| LISTED ENTRIES |
* BEGIN *

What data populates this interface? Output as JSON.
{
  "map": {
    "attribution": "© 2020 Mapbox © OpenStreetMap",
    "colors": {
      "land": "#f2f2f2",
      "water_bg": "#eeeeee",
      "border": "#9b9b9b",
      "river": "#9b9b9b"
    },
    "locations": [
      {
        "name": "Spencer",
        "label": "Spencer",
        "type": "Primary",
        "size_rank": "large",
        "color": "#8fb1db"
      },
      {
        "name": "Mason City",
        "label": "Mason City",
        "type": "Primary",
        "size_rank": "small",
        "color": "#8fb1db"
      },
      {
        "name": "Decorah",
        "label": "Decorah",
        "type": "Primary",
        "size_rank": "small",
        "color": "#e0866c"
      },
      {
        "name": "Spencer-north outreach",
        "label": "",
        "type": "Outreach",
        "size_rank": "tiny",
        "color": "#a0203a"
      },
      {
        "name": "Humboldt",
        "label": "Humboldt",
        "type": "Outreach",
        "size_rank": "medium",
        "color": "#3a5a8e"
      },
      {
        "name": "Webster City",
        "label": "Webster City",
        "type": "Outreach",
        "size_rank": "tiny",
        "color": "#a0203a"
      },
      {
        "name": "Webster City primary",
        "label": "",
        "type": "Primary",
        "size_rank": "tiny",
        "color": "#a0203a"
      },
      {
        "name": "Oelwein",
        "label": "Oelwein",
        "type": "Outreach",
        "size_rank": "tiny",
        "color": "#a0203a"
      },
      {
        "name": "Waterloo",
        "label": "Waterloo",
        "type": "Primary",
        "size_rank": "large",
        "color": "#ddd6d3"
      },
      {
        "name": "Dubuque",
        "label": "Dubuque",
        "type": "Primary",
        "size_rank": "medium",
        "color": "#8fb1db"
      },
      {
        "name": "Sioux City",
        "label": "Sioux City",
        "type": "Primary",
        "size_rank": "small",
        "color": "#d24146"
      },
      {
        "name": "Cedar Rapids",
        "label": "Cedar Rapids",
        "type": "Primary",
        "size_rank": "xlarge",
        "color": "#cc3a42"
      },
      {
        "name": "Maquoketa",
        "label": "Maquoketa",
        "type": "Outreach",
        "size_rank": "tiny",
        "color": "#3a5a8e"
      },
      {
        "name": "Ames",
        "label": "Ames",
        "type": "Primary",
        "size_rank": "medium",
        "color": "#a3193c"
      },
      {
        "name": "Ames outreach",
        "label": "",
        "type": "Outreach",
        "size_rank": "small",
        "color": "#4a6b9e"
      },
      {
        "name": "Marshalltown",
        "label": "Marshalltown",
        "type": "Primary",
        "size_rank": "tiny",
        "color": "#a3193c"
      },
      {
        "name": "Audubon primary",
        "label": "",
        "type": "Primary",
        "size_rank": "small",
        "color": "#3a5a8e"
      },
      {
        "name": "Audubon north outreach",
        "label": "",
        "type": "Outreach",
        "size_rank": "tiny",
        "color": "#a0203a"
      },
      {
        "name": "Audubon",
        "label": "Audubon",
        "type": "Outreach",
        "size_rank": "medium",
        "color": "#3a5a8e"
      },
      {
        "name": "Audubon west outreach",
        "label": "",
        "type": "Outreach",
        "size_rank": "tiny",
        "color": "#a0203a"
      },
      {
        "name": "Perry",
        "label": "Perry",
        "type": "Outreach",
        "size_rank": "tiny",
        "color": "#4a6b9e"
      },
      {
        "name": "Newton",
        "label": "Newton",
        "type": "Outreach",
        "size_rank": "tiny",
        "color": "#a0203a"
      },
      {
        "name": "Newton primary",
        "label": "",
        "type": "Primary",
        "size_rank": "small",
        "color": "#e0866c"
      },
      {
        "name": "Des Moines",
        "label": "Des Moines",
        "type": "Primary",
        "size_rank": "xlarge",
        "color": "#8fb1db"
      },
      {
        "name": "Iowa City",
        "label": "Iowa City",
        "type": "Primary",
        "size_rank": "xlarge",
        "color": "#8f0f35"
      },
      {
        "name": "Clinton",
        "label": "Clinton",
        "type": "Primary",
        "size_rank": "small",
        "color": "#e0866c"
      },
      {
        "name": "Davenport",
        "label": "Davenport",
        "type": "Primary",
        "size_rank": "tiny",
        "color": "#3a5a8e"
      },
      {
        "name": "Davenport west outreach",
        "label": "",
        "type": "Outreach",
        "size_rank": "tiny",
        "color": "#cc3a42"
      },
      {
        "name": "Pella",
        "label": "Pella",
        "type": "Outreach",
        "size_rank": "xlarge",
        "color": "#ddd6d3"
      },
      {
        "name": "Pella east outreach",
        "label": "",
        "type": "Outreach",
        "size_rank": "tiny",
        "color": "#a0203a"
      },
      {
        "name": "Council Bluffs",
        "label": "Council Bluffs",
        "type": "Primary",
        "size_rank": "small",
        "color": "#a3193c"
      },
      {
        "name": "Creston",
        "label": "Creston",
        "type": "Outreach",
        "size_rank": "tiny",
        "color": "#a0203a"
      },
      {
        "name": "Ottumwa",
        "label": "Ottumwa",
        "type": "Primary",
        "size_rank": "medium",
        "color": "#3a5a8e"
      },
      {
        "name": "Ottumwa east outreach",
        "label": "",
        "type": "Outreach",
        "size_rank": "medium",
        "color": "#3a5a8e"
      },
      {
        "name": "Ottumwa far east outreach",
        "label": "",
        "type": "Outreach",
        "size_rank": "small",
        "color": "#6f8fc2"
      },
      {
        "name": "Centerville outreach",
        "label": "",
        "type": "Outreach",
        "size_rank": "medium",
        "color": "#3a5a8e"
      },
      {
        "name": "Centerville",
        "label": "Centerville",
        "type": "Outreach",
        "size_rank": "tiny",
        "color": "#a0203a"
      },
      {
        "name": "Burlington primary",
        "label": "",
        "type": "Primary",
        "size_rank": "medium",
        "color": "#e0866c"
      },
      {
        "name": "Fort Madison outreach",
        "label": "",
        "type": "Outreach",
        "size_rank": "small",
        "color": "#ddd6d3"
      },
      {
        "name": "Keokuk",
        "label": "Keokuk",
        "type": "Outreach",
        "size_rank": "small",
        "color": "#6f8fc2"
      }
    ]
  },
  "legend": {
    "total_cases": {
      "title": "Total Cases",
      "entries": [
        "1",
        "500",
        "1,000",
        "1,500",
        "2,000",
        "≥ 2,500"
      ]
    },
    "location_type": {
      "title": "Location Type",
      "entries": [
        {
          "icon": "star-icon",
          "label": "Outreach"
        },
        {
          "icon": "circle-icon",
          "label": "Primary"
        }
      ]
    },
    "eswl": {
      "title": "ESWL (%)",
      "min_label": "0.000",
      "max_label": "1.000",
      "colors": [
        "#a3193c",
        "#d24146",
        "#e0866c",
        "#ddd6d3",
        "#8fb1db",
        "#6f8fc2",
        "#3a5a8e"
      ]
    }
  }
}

* END *

| EXERCISE DETAILS |
From the entries above, copy every line containing the word "title".

| SOLUTION TO THIS TASK |
      "title": "Total Cases",
      "title": "Location Type",
      "title": "ESWL (%)",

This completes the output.